### [What the task asks]
Write out the full listing again, exactly as it stands.
-- START Given records --
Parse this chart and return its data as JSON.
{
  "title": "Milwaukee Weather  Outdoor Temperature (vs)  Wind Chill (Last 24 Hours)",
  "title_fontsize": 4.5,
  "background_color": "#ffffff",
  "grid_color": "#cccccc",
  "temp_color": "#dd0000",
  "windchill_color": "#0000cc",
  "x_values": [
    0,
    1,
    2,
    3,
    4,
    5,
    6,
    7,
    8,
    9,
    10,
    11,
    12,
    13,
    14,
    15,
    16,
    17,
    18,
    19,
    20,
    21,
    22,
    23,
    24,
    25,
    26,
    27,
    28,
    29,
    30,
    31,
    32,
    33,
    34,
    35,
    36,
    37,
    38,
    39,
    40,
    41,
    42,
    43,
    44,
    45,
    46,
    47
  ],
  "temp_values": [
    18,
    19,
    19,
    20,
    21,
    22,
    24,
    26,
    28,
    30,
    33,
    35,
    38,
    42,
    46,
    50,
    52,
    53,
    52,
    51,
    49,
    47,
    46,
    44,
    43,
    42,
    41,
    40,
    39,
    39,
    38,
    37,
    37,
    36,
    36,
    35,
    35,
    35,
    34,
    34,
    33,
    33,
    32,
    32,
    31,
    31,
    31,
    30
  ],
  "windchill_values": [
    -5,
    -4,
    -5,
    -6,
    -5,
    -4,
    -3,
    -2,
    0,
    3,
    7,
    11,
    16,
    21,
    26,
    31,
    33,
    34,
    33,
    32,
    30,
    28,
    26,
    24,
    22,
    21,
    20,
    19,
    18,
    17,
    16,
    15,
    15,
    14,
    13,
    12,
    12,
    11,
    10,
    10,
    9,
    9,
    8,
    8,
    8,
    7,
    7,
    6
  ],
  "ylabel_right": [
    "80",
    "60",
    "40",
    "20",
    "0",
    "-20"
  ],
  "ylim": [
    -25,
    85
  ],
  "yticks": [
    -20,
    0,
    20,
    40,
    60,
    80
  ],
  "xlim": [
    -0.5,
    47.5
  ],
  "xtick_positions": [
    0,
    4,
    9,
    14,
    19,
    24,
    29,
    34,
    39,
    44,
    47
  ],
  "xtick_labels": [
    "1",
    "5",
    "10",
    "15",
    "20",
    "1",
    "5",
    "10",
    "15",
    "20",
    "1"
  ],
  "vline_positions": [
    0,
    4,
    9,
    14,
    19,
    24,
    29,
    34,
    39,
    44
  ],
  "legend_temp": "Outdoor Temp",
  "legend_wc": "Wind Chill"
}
-- END Given records --
### [Written response]
Parse this chart and return its data as JSON.
{
  "title": "Milwaukee Weather  Outdoor Temperature (vs)  Wind Chill (Last 24 Hours)",
  "title_fontsize": 4.5,
  "background_color": "#ffffff",
  "grid_color": "#cccccc",
  "temp_color": "#dd0000",
  "windchill_color": "#0000cc",
  "x_values": [
    0,
    1,
    2,
    3,
    4,
    5,
    6,
    7,
    8,
    9,
    10,
    11,
    12,
    13,
    14,
    15,
    16,
    17,
    18,
    19,
    20,
    21,
    22,
    23,
    24,
    25,
    26,
    27,
    28,
    29,
    30,
    31,
    32,
    33,
    34,
    35,
    36,
    37,
    38,
    39,
    40,
    41,
    42,
    43,
    44,
    45,
    46,
    47
  ],
  "temp_values": [
    18,
    19,
    19,
    20,
    21,
    22,
    24,
    26,
    28,
    30,
    33,
    35,
    38,
    42,
    46,
    50,
    52,
    53,
    52,
    51,
    49,
    47,
    46,
    44,
    43,
    42,
    41,
    40,
    39,
    39,
    38,
    37,
    37,
    36,
    36,
    35,
    35,
    35,
    34,
    34,
    33,
    33,
    32,
    32,
    31,
    31,
    31,
    30
  ],
  "windchill_values": [
    -5,
    -4,
    -5,
    -6,
    -5,
    -4,
    -3,
    -2,
    0,
    3,
    7,
    11,
    16,
    21,
    26,
    31,
    33,
    34,
    33,
    32,
    30,
    28,
    26,
    24,
    22,
    21,
    20,
    19,
    18,
    17,
    16,
    15,
    15,
    14,
    13,
    12,
    12,
    11,
    10,
    10,
    9,
    9,
    8,
    8,
    8,
    7,
    7,
    6
  ],
  "ylabel_right": [
    "80",
    "60",
    "40",
    "20",
    "0",
    "-20"
  ],
  "ylim": [
    -25,
    85
  ],
  "yticks": [
    -20,
    0,
    20,
    40,
    60,
    80
  ],
  "xlim": [
    -0.5,
    47.5
  ],
  "xtick_positions": [
    0,
    4,
    9,
    14,
    19,
    24,
    29,
    34,
    39,
    44,
    47
  ],
  "xtick_labels": [
    "1",
    "5",
    "10",
    "15",
    "20",
    "1",
    "5",
    "10",
    "15",
    "20",
    "1"
  ],
  "vline_positions": [
    0,
    4,
    9,
    14,
    19,
    24,
    29,
    34,
    39,
    44
  ],
  "legend_temp": "Outdoor Temp",
  "legend_wc": "Wind Chill"
}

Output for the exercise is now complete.